## Records for this task:

▬▬▬

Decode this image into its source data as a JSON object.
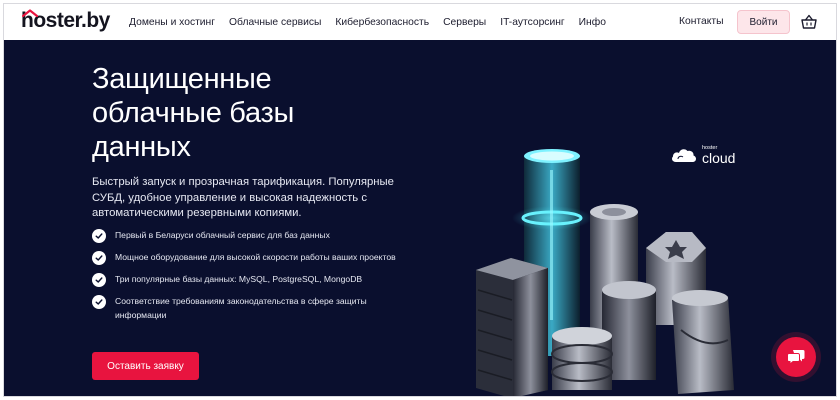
{
  "header": {
    "logo_text": "hoster.by",
    "nav": [
      "Домены и хостинг",
      "Облачные сервисы",
      "Кибербезопасность",
      "Серверы",
      "IT-аутсорсинг",
      "Инфо"
    ],
    "contacts_label": "Контакты",
    "login_label": "Войти",
    "cart_icon": "basket-icon"
  },
  "hero": {
    "title": "Защищенные облачные базы данных",
    "description": "Быстрый запуск и прозрачная тарификация. Популярные СУБД, удобное управление и высокая надежность с автоматическими резервными копиями.",
    "features": [
      "Первый в Беларуси облачный сервис для баз данных",
      "Мощное оборудование для высокой скорости работы ваших проектов",
      "Три популярные базы данных: MySQL, PostgreSQL, MongoDB",
      "Соответствие требованиям законодательства в сфере защиты информации"
    ],
    "cta_label": "Оставить заявку",
    "brand_small": "hoster",
    "brand_text": "cloud",
    "chat_icon": "chat-icon"
  },
  "colors": {
    "accent": "#e8143f",
    "hero_bg": "#0a0f2e",
    "login_bg": "#fde6ea",
    "glow": "#3fe3f0"
  }
}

▬▬▬

## Objective:
Reproduce every entry exactly, but omit each picture.

## Exercise result:
Decode this image into its source data as a JSON object.
{
  "header": {
    "logo_text": "hoster.by",
    "nav": [
      "Домены и хостинг",
      "Облачные сервисы",
      "Кибербезопасность",
      "Серверы",
      "IT-аутсорсинг",
      "Инфо"
    ],
    "contacts_label": "Контакты",
    "login_label": "Войти",
    "cart_icon": "basket-icon"
  },
  "hero": {
    "title": "Защищенные облачные базы данных",
    "description": "Быстрый запуск и прозрачная тарификация. Популярные СУБД, удобное управление и высокая надежность с автоматическими резервными копиями.",
    "features": [
      "Первый в Беларуси облачный сервис для баз данных",
      "Мощное оборудование для высокой скорости работы ваших проектов",
      "Три популярные базы данных: MySQL, PostgreSQL, MongoDB",
      "Соответствие требованиям законодательства в сфере защиты информации"
    ],
    "cta_label": "Оставить заявку",
    "brand_small": "hoster",
    "brand_text": "cloud",
    "chat_icon": "chat-icon"
  },
  "colors": {
    "accent": "#e8143f",
    "hero_bg": "#0a0f2e",
    "login_bg": "#fde6ea",
    "glow": "#3fe3f0"
  }
}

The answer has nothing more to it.